## Quelldokument
········

Titel:
Rechtmäßige Stilllegungs- und Beseitigungsanordnung bei illegaler Lagerung von Bau- und Aushubmaterialien
Normenketten:
BImSchG § 20 Abs. 2 S. 1
4. BImSchV § 1 Abs. 1 S. 1
Leitsätze:
1. Das Erfordernis, einen entsprechenden Antrag für eine immissionsschutzrechtliche Genehmigung zur Lagerung von Abbruchmaterial zu stellen, entfällt auch dann nicht, wenn der gelagerte Bauschutt zur Wiederverfüllung einer Kiesgrube verwendet werden soll, weil dies dem gelagerten Abbruchmaterial nicht die Abfalleigenschaft nimmt. (Rn. 12) (redaktioneller Leitsatz)
2. Wird ein Genehmigungsantrag zur Legalisierung des Betriebs einer immissionsschutzrechtlichen Anlage im Nachhinein nicht gestellt, dann kann die Verwaltungsbehörde auch nicht von einer offensichtlichen Genehmigungsfähigkeit ausgehen, nach der ein Absehen von der Beseitigungsanordnung wegen eines atypischen Ausnahmefalls gerechtfertigt werden könnte. (Rn. 13) (redaktioneller Leitsatz)

········

## Datenauszug
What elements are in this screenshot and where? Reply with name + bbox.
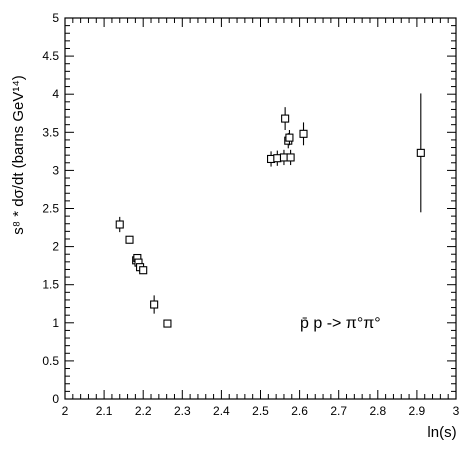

········

## Aufgabenstellung
Geben Sie den Abschnitt des Quelldokuments von „2. Wird ein“ bis „13) (redaktioneller Leitsatz)“ wieder und tauschen Sie darin „Verwaltungsbehörde“ gegen „Genehmigungsbehörde“ aus.

## Ergebnis
2. Wird ein Genehmigungsantrag zur Legalisierung des Betriebs einer immissionsschutzrechtlichen Anlage im Nachhinein nicht gestellt, dann kann die Genehmigungsbehörde auch nicht von einer offensichtlichen Genehmigungsfähigkeit ausgehen, nach der ein Absehen von der Beseitigungsanordnung wegen eines atypischen Ausnahmefalls gerechtfertigt werden könnte. (Rn. 13) (redaktioneller Leitsatz)